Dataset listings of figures

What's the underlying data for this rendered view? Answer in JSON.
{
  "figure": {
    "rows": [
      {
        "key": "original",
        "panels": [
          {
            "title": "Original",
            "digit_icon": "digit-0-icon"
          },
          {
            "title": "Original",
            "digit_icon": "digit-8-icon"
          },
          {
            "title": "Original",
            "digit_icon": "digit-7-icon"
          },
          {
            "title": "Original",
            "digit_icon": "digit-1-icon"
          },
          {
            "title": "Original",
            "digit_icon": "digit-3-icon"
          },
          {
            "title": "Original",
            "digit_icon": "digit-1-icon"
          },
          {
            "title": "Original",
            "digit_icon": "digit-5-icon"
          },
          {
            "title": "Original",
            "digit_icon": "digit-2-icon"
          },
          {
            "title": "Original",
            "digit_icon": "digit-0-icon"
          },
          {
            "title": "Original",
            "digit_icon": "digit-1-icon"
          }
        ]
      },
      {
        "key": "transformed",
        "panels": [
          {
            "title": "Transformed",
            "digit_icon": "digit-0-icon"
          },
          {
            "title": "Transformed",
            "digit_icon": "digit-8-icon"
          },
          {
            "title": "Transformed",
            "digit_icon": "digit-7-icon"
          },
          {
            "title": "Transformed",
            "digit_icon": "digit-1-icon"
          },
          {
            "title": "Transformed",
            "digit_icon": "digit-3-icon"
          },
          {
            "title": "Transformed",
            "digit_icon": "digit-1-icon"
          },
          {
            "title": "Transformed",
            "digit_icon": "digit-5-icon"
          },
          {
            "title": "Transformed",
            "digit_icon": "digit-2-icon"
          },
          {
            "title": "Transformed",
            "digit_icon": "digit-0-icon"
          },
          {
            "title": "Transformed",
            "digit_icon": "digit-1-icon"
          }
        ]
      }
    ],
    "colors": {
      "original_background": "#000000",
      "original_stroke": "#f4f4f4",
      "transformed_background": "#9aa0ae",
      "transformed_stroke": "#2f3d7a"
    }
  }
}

### What to do
Extract the entries above verbatim.

### Solution to this task
What's the underlying data for this rendered view? Answer in JSON.
{
  "figure": {
    "rows": [
      {
        "key": "original",
        "panels": [
          {
            "title": "Original",
            "digit_icon": "digit-0-icon"
          },
          {
            "title": "Original",
            "digit_icon": "digit-8-icon"
          },
          {
            "title": "Original",
            "digit_icon": "digit-7-icon"
          },
          {
            "title": "Original",
            "digit_icon": "digit-1-icon"
          },
          {
            "title": "Original",
            "digit_icon": "digit-3-icon"
          },
          {
            "title": "Original",
            "digit_icon": "digit-1-icon"
          },
          {
            "title": "Original",
            "digit_icon": "digit-5-icon"
          },
          {
            "title": "Original",
            "digit_icon": "digit-2-icon"
          },
          {
            "title": "Original",
            "digit_icon": "digit-0-icon"
          },
          {
            "title": "Original",
            "digit_icon": "digit-1-icon"
          }
        ]
      },
      {
        "key": "transformed",
        "panels": [
          {
            "title": "Transformed",
            "digit_icon": "digit-0-icon"
          },
          {
            "title": "Transformed",
            "digit_icon": "digit-8-icon"
          },
          {
            "title": "Transformed",
            "digit_icon": "digit-7-icon"
          },
          {
            "title": "Transformed",
            "digit_icon": "digit-1-icon"
          },
          {
            "title": "Transformed",
            "digit_icon": "digit-3-icon"
          },
          {
            "title": "Transformed",
            "digit_icon": "digit-1-icon"
          },
          {
            "title": "Transformed",
            "digit_icon": "digit-5-icon"
          },
          {
            "title": "Transformed",
            "digit_icon": "digit-2-icon"
          },
          {
            "title": "Transformed",
            "digit_icon": "digit-0-icon"
          },
          {
            "title": "Transformed",
            "digit_icon": "digit-1-icon"
          }
        ]
      }
    ],
    "colors": {
      "original_background": "#000000",
      "original_stroke": "#f4f4f4",
      "transformed_background": "#9aa0ae",
      "transformed_stroke": "#2f3d7a"
    }
  }
}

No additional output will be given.